The problem. Copy each line that has the string "also" somewhere in it.

-=-=-

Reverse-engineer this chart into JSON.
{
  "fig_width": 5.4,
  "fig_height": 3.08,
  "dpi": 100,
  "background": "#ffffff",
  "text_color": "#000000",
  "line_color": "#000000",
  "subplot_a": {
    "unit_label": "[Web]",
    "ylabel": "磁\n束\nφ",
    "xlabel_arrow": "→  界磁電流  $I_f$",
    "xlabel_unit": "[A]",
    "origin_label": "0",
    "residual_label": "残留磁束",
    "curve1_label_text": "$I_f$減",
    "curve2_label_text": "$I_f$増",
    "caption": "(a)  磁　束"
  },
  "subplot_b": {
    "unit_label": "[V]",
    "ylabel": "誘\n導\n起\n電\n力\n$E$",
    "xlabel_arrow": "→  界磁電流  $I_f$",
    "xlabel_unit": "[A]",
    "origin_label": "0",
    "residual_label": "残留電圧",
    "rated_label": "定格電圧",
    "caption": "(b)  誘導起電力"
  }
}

-=-=-

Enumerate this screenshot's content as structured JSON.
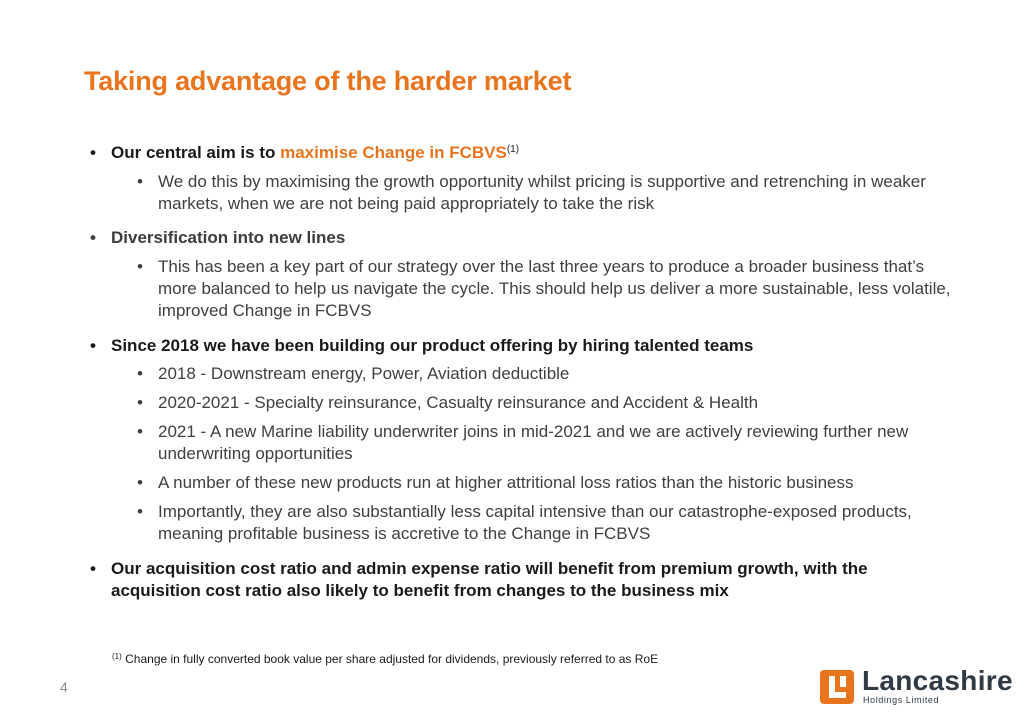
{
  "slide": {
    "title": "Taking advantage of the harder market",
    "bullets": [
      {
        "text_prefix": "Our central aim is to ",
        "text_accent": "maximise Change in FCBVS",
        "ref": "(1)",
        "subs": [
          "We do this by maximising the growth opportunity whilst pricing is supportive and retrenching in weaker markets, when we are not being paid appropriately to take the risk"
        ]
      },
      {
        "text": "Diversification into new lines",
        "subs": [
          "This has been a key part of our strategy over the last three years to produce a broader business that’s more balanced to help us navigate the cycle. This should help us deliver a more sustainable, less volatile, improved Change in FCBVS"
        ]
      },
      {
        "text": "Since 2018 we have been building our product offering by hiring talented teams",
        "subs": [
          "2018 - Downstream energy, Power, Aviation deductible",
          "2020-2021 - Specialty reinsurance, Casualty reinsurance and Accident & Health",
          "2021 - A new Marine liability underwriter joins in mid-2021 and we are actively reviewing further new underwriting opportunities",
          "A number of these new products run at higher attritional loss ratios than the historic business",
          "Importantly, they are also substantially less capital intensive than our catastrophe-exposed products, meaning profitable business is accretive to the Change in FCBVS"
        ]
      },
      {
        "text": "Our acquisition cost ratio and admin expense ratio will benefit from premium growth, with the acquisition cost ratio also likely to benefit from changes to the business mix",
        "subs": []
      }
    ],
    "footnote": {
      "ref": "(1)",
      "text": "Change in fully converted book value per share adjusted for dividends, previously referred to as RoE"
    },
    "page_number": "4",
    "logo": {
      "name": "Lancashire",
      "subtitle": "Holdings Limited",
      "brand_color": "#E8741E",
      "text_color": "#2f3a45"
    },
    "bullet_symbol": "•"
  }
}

-=-=-

Solution.
          "Importantly, they are also substantially less capital intensive than our catastrophe-exposed products, meaning profitable business is accretive to the Change in FCBVS"
        "text": "Our acquisition cost ratio and admin expense ratio will benefit from premium growth, with the acquisition cost ratio also likely to benefit from changes to the business mix",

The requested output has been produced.